### Brief
Scan the lines below for the word "Melbourne". Copy each line you find it in.

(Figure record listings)

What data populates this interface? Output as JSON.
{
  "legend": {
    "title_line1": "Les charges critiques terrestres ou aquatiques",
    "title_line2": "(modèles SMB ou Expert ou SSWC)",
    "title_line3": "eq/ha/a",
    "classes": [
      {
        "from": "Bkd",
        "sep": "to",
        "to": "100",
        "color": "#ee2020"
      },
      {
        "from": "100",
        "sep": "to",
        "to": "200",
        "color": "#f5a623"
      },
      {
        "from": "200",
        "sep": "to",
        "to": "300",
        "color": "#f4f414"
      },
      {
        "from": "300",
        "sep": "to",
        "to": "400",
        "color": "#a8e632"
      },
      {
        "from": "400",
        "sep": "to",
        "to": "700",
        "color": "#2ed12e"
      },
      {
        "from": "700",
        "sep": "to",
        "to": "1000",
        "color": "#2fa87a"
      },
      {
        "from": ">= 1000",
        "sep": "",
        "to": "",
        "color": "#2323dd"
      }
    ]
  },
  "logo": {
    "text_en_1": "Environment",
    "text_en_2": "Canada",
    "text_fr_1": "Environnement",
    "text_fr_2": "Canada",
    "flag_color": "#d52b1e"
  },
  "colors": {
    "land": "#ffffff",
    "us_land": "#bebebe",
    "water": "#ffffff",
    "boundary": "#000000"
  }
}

...

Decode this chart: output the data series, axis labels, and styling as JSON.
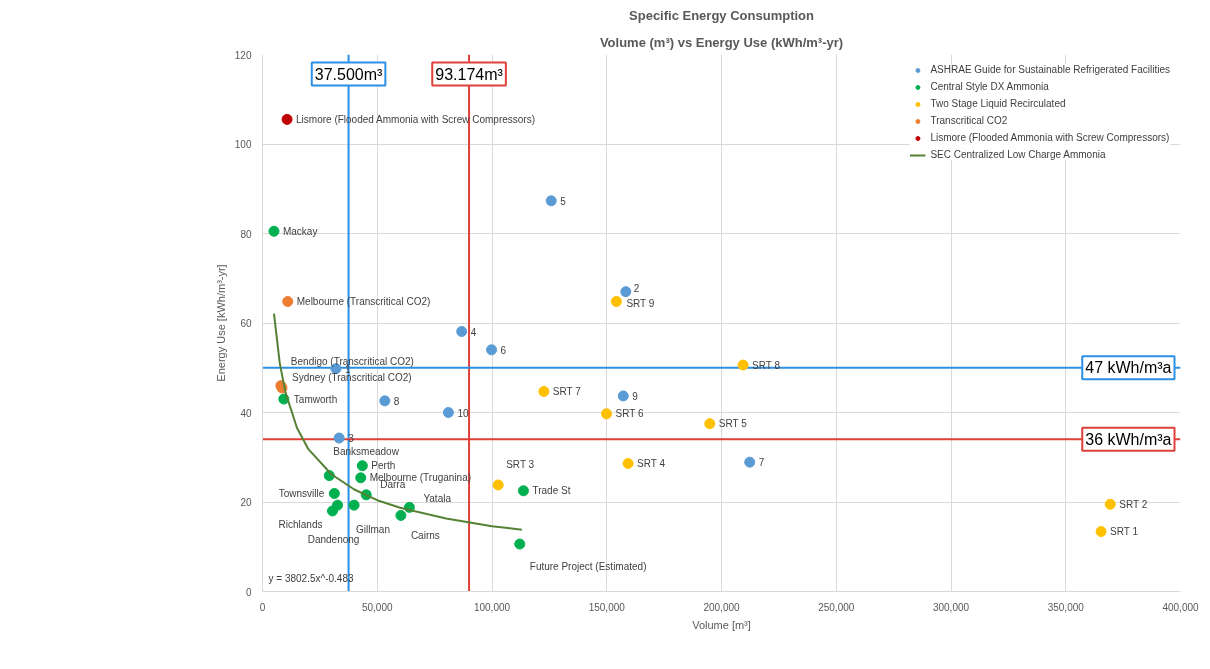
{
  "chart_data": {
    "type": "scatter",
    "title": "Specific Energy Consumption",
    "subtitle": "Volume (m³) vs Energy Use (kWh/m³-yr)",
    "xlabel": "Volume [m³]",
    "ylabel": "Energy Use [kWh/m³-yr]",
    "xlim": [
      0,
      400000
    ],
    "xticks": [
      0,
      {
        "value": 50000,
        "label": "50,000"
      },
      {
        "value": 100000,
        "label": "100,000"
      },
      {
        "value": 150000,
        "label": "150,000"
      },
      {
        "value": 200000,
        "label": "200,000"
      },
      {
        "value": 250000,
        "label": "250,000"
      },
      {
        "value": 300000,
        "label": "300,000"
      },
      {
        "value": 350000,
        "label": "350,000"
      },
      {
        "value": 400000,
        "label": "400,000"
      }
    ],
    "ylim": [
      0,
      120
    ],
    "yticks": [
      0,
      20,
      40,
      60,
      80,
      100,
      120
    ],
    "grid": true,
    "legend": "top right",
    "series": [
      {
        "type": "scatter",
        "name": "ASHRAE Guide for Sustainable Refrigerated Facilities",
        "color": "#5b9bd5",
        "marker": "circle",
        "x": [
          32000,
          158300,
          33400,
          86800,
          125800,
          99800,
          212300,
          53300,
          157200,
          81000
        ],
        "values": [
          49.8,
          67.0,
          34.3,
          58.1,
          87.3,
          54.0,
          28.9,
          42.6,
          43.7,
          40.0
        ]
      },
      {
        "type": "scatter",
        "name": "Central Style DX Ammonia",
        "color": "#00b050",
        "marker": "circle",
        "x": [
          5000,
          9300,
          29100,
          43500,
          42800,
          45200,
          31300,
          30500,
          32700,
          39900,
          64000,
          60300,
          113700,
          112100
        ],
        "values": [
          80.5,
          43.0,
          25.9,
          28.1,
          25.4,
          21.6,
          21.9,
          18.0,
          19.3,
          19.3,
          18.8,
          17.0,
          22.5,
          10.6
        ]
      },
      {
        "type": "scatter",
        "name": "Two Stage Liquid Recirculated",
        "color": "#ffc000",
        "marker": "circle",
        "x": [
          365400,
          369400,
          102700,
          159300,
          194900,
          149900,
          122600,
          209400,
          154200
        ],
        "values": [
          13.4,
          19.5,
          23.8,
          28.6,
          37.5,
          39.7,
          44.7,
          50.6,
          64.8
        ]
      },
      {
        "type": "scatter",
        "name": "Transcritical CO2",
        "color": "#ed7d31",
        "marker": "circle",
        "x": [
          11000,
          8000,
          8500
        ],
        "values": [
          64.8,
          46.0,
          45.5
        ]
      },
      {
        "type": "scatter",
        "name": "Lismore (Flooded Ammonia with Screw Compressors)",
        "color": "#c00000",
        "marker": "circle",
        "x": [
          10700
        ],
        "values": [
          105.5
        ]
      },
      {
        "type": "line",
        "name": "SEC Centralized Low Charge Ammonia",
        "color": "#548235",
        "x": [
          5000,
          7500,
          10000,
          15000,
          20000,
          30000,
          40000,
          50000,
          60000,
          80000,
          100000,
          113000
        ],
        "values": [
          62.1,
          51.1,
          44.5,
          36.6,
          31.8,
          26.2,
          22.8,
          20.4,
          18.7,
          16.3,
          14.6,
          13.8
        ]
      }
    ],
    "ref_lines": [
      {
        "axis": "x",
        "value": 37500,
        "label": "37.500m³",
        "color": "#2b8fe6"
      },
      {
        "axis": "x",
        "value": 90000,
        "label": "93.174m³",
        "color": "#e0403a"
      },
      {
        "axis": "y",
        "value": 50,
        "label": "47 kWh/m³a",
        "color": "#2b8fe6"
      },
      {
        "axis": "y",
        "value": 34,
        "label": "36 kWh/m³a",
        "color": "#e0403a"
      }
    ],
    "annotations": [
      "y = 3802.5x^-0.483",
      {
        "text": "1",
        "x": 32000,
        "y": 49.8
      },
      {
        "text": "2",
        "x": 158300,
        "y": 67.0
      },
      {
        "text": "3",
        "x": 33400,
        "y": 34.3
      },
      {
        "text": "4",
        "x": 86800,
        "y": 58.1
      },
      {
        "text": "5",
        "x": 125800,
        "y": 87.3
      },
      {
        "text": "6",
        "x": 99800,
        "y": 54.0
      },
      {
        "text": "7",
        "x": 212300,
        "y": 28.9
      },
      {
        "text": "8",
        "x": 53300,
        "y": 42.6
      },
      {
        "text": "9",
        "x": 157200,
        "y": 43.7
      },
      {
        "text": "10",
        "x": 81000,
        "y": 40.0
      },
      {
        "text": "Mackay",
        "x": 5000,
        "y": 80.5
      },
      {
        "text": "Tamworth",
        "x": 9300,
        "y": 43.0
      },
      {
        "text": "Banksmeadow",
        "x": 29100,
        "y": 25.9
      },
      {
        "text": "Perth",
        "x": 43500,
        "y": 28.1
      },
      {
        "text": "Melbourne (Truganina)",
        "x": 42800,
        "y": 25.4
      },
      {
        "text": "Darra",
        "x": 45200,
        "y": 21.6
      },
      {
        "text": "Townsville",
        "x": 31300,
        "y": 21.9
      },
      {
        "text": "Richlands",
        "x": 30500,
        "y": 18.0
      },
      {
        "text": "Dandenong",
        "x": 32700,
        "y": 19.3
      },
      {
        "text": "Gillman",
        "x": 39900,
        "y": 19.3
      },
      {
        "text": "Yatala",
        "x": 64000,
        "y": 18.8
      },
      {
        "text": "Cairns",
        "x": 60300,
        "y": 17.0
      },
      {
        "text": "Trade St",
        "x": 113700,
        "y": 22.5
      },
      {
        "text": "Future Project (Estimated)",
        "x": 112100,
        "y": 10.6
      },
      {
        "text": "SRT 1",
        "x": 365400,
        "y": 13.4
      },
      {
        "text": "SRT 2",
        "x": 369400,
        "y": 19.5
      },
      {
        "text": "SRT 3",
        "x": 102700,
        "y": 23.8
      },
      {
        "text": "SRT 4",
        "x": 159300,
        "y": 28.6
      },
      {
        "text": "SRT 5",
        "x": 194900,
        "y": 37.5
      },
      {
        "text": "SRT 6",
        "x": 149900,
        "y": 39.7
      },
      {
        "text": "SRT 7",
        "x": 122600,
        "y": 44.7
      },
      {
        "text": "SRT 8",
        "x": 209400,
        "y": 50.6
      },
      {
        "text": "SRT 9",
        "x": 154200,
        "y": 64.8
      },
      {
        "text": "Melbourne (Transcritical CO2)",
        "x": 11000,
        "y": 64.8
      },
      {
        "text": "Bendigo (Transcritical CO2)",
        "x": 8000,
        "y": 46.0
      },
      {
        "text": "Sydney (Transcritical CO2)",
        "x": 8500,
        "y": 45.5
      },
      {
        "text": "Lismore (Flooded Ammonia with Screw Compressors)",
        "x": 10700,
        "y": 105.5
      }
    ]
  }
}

### Correct result
        "text": "Melbourne (Truganina)",
        "text": "Melbourne (Transcritical CO2)",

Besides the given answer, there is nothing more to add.